Your goal: Make an exact copy of the entries below with the pictures removed.
── Listing
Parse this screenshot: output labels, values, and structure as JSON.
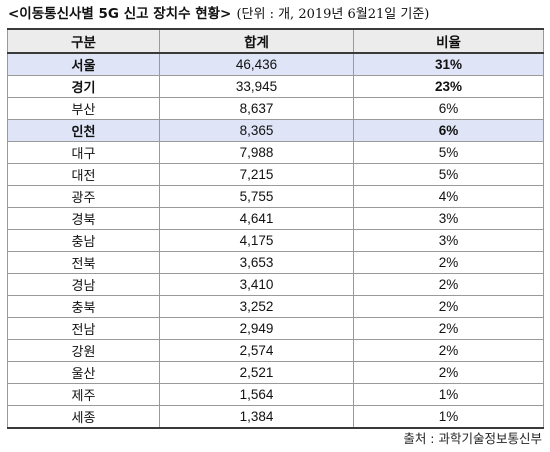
{
  "title": {
    "main": "<이동통신사별 5G 신고 장치수 현황>",
    "sub": "(단위 : 개, 2019년 6월21일 기준)"
  },
  "table": {
    "headers": [
      "구분",
      "합계",
      "비율"
    ],
    "rows": [
      {
        "region": "서울",
        "total": "46,436",
        "ratio": "31%",
        "highlight": true
      },
      {
        "region": "경기",
        "total": "33,945",
        "ratio": "23%",
        "highlight": false,
        "bold": true
      },
      {
        "region": "부산",
        "total": "8,637",
        "ratio": "6%",
        "highlight": false
      },
      {
        "region": "인천",
        "total": "8,365",
        "ratio": "6%",
        "highlight": true
      },
      {
        "region": "대구",
        "total": "7,988",
        "ratio": "5%",
        "highlight": false
      },
      {
        "region": "대전",
        "total": "7,215",
        "ratio": "5%",
        "highlight": false
      },
      {
        "region": "광주",
        "total": "5,755",
        "ratio": "4%",
        "highlight": false
      },
      {
        "region": "경북",
        "total": "4,641",
        "ratio": "3%",
        "highlight": false
      },
      {
        "region": "충남",
        "total": "4,175",
        "ratio": "3%",
        "highlight": false
      },
      {
        "region": "전북",
        "total": "3,653",
        "ratio": "2%",
        "highlight": false
      },
      {
        "region": "경남",
        "total": "3,410",
        "ratio": "2%",
        "highlight": false
      },
      {
        "region": "충북",
        "total": "3,252",
        "ratio": "2%",
        "highlight": false
      },
      {
        "region": "전남",
        "total": "2,949",
        "ratio": "2%",
        "highlight": false
      },
      {
        "region": "강원",
        "total": "2,574",
        "ratio": "2%",
        "highlight": false
      },
      {
        "region": "울산",
        "total": "2,521",
        "ratio": "2%",
        "highlight": false
      },
      {
        "region": "제주",
        "total": "1,564",
        "ratio": "1%",
        "highlight": false
      },
      {
        "region": "세종",
        "total": "1,384",
        "ratio": "1%",
        "highlight": false
      }
    ]
  },
  "source": "출처 : 과학기술정보통신부",
  "colors": {
    "highlight_row": "#dfe5f7",
    "header_bg": "#ececec",
    "border": "#9a9a9a"
  }
}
────
Reply to the task:
Parse this screenshot: output labels, values, and structure as JSON.
{
  "title": {
    "main": "<이동통신사별 5G 신고 장치수 현황>",
    "sub": "(단위 : 개, 2019년 6월21일 기준)"
  },
  "table": {
    "headers": [
      "구분",
      "합계",
      "비율"
    ],
    "rows": [
      {
        "region": "서울",
        "total": "46,436",
        "ratio": "31%",
        "highlight": true
      },
      {
        "region": "경기",
        "total": "33,945",
        "ratio": "23%",
        "highlight": false,
        "bold": true
      },
      {
        "region": "부산",
        "total": "8,637",
        "ratio": "6%",
        "highlight": false
      },
      {
        "region": "인천",
        "total": "8,365",
        "ratio": "6%",
        "highlight": true
      },
      {
        "region": "대구",
        "total": "7,988",
        "ratio": "5%",
        "highlight": false
      },
      {
        "region": "대전",
        "total": "7,215",
        "ratio": "5%",
        "highlight": false
      },
      {
        "region": "광주",
        "total": "5,755",
        "ratio": "4%",
        "highlight": false
      },
      {
        "region": "경북",
        "total": "4,641",
        "ratio": "3%",
        "highlight": false
      },
      {
        "region": "충남",
        "total": "4,175",
        "ratio": "3%",
        "highlight": false
      },
      {
        "region": "전북",
        "total": "3,653",
        "ratio": "2%",
        "highlight": false
      },
      {
        "region": "경남",
        "total": "3,410",
        "ratio": "2%",
        "highlight": false
      },
      {
        "region": "충북",
        "total": "3,252",
        "ratio": "2%",
        "highlight": false
      },
      {
        "region": "전남",
        "total": "2,949",
        "ratio": "2%",
        "highlight": false
      },
      {
        "region": "강원",
        "total": "2,574",
        "ratio": "2%",
        "highlight": false
      },
      {
        "region": "울산",
        "total": "2,521",
        "ratio": "2%",
        "highlight": false
      },
      {
        "region": "제주",
        "total": "1,564",
        "ratio": "1%",
        "highlight": false
      },
      {
        "region": "세종",
        "total": "1,384",
        "ratio": "1%",
        "highlight": false
      }
    ]
  },
  "source": "출처 : 과학기술정보통신부",
  "colors": {
    "highlight_row": "#dfe5f7",
    "header_bg": "#ececec",
    "border": "#9a9a9a"
  }
}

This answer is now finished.